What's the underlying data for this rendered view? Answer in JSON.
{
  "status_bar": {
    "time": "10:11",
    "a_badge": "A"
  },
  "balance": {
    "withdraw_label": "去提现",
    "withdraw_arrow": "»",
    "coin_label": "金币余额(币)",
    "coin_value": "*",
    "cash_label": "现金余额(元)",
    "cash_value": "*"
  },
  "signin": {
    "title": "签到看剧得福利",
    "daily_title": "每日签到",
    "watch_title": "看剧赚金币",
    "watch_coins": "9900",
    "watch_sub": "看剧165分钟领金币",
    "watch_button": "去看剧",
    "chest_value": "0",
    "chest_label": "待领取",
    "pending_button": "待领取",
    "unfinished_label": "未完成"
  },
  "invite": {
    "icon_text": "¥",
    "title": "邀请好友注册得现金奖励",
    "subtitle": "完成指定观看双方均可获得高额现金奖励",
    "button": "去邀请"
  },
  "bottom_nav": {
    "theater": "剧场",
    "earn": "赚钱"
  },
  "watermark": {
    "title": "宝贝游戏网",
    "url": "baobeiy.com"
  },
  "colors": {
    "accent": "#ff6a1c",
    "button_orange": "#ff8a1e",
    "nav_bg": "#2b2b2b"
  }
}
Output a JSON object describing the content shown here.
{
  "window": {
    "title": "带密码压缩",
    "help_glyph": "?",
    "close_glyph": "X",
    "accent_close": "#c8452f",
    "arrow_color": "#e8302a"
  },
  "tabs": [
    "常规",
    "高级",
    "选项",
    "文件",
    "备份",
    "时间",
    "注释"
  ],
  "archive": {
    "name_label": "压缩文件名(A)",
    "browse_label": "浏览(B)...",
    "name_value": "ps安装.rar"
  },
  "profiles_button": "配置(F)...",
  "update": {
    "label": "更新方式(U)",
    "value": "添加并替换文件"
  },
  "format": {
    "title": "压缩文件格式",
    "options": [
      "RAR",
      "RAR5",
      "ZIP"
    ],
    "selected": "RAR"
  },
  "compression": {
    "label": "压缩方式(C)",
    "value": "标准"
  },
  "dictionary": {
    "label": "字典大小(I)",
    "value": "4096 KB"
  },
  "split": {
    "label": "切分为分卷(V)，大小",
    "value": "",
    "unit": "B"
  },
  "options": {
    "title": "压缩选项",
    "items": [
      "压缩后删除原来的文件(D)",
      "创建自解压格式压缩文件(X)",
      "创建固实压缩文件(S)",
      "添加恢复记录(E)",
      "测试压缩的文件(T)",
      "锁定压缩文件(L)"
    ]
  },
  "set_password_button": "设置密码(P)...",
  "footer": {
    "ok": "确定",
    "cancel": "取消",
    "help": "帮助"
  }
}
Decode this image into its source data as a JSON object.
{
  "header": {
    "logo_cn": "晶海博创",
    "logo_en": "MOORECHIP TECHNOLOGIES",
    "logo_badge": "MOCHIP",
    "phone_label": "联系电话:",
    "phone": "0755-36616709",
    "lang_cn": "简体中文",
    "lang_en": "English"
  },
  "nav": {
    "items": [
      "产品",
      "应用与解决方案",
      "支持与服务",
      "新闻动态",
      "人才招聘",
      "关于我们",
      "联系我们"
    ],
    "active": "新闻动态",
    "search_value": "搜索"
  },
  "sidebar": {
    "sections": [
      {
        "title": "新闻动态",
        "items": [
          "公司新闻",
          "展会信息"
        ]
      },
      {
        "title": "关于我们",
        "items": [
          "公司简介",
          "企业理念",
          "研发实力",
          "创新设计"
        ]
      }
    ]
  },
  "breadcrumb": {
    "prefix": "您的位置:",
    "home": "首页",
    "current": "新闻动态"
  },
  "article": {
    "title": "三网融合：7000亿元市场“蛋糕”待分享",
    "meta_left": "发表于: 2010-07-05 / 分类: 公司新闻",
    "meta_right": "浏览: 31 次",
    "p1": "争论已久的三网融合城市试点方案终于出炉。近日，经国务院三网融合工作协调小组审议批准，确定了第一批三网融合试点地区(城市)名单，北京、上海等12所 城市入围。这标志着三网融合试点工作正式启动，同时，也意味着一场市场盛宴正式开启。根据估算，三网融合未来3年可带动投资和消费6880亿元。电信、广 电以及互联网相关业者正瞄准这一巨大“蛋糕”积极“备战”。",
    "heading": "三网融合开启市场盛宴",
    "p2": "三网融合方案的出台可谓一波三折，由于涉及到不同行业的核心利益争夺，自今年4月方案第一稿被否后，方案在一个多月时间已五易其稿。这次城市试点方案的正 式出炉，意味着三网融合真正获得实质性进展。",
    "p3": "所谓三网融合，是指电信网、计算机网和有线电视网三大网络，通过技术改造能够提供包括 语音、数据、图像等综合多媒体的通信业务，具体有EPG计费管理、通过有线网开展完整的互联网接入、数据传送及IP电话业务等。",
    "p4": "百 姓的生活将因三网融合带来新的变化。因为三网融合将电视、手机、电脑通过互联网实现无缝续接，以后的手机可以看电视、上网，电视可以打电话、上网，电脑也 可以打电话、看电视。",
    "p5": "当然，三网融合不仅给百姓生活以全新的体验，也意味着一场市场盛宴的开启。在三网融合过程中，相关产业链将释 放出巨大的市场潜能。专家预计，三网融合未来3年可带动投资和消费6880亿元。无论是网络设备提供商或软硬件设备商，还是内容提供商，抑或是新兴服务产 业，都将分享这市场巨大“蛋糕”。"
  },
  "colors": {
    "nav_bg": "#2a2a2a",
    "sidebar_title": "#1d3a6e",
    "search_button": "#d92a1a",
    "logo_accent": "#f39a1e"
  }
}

════════════════

- **PROBLEM TO WORK ON**
Within the data above, pick out all lines holding the word "object".

- **TASK SOLUTION**
Output a JSON object describing the content shown here.
Decode this image into its source data as a JSON object.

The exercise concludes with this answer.